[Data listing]
------------------------------------------------------------

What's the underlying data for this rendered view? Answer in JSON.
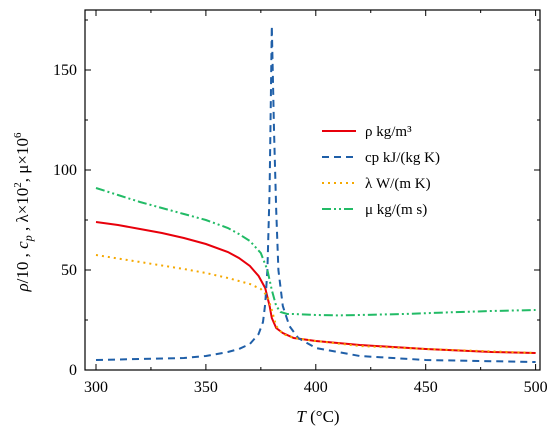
{
  "chart_data": {
    "type": "line",
    "xlabel": "T (°C)",
    "ylabel": "ρ/10 , cp , λ×10², μ×10⁶",
    "xlim": [
      295,
      502
    ],
    "ylim": [
      0,
      180
    ],
    "xticks": [
      300,
      350,
      400,
      450,
      500
    ],
    "yticks": [
      0,
      50,
      100,
      150
    ],
    "grid": false,
    "legend_position": "upper-right",
    "series": [
      {
        "name": "ρ  kg/m³",
        "color": "#e8000b",
        "dash": "solid",
        "x": [
          300,
          310,
          320,
          330,
          340,
          350,
          360,
          365,
          370,
          374,
          377,
          379,
          380,
          382,
          385,
          390,
          400,
          420,
          450,
          480,
          500
        ],
        "y": [
          74,
          72.5,
          70.5,
          68.5,
          66,
          63,
          59,
          56,
          52,
          47,
          41,
          32,
          26,
          21,
          18.5,
          16,
          14.5,
          12.5,
          10.5,
          9,
          8.5
        ]
      },
      {
        "name": "cp  kJ/(kg K)",
        "color": "#1f5fa8",
        "dash": "7,5",
        "x": [
          300,
          320,
          340,
          350,
          360,
          365,
          370,
          374,
          376,
          377,
          378,
          379,
          379.5,
          380,
          381,
          382,
          383,
          385,
          388,
          392,
          400,
          420,
          450,
          500
        ],
        "y": [
          5,
          5.5,
          6,
          7,
          9,
          10.5,
          13,
          18,
          24,
          33,
          50,
          90,
          130,
          172,
          120,
          80,
          50,
          32,
          22,
          16,
          11,
          7,
          5,
          4
        ]
      },
      {
        "name": "λ  W/(m K)",
        "color": "#f5a800",
        "dash": "2,4",
        "x": [
          300,
          320,
          340,
          350,
          360,
          370,
          375,
          378,
          380,
          382,
          385,
          390,
          400,
          420,
          450,
          500
        ],
        "y": [
          57.5,
          54,
          50.5,
          48.5,
          46,
          43,
          40.5,
          37,
          30,
          22,
          18,
          16,
          14.5,
          12,
          10.5,
          8.5
        ]
      },
      {
        "name": "μ  kg/(m s)",
        "color": "#22bb66",
        "dash": "9,3,2,3,2,3",
        "x": [
          300,
          310,
          320,
          330,
          340,
          350,
          360,
          365,
          370,
          375,
          378,
          380,
          382,
          384,
          387,
          390,
          400,
          410,
          420,
          440,
          460,
          480,
          500
        ],
        "y": [
          91,
          87.5,
          84,
          81,
          78,
          75,
          71,
          68,
          64.5,
          58.5,
          50,
          40,
          32,
          29,
          28,
          28,
          27.5,
          27.3,
          27.5,
          28,
          28.8,
          29.5,
          30
        ]
      }
    ]
  }
}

------------------------------------------------------------

_INSTRUCTIONS FOR THE TASK_
Copy out the records above in full, exactly as written, but not the pictures.

_RIGHT ANSWER_
What's the underlying data for this rendered view? Answer in JSON.
{
  "chart_data": {
    "type": "line",
    "xlabel": "T (°C)",
    "ylabel": "ρ/10 , cp , λ×10², μ×10⁶",
    "xlim": [
      295,
      502
    ],
    "ylim": [
      0,
      180
    ],
    "xticks": [
      300,
      350,
      400,
      450,
      500
    ],
    "yticks": [
      0,
      50,
      100,
      150
    ],
    "grid": false,
    "legend_position": "upper-right",
    "series": [
      {
        "name": "ρ  kg/m³",
        "color": "#e8000b",
        "dash": "solid",
        "x": [
          300,
          310,
          320,
          330,
          340,
          350,
          360,
          365,
          370,
          374,
          377,
          379,
          380,
          382,
          385,
          390,
          400,
          420,
          450,
          480,
          500
        ],
        "y": [
          74,
          72.5,
          70.5,
          68.5,
          66,
          63,
          59,
          56,
          52,
          47,
          41,
          32,
          26,
          21,
          18.5,
          16,
          14.5,
          12.5,
          10.5,
          9,
          8.5
        ]
      },
      {
        "name": "cp  kJ/(kg K)",
        "color": "#1f5fa8",
        "dash": "7,5",
        "x": [
          300,
          320,
          340,
          350,
          360,
          365,
          370,
          374,
          376,
          377,
          378,
          379,
          379.5,
          380,
          381,
          382,
          383,
          385,
          388,
          392,
          400,
          420,
          450,
          500
        ],
        "y": [
          5,
          5.5,
          6,
          7,
          9,
          10.5,
          13,
          18,
          24,
          33,
          50,
          90,
          130,
          172,
          120,
          80,
          50,
          32,
          22,
          16,
          11,
          7,
          5,
          4
        ]
      },
      {
        "name": "λ  W/(m K)",
        "color": "#f5a800",
        "dash": "2,4",
        "x": [
          300,
          320,
          340,
          350,
          360,
          370,
          375,
          378,
          380,
          382,
          385,
          390,
          400,
          420,
          450,
          500
        ],
        "y": [
          57.5,
          54,
          50.5,
          48.5,
          46,
          43,
          40.5,
          37,
          30,
          22,
          18,
          16,
          14.5,
          12,
          10.5,
          8.5
        ]
      },
      {
        "name": "μ  kg/(m s)",
        "color": "#22bb66",
        "dash": "9,3,2,3,2,3",
        "x": [
          300,
          310,
          320,
          330,
          340,
          350,
          360,
          365,
          370,
          375,
          378,
          380,
          382,
          384,
          387,
          390,
          400,
          410,
          420,
          440,
          460,
          480,
          500
        ],
        "y": [
          91,
          87.5,
          84,
          81,
          78,
          75,
          71,
          68,
          64.5,
          58.5,
          50,
          40,
          32,
          29,
          28,
          28,
          27.5,
          27.3,
          27.5,
          28,
          28.8,
          29.5,
          30
        ]
      }
    ]
  }
}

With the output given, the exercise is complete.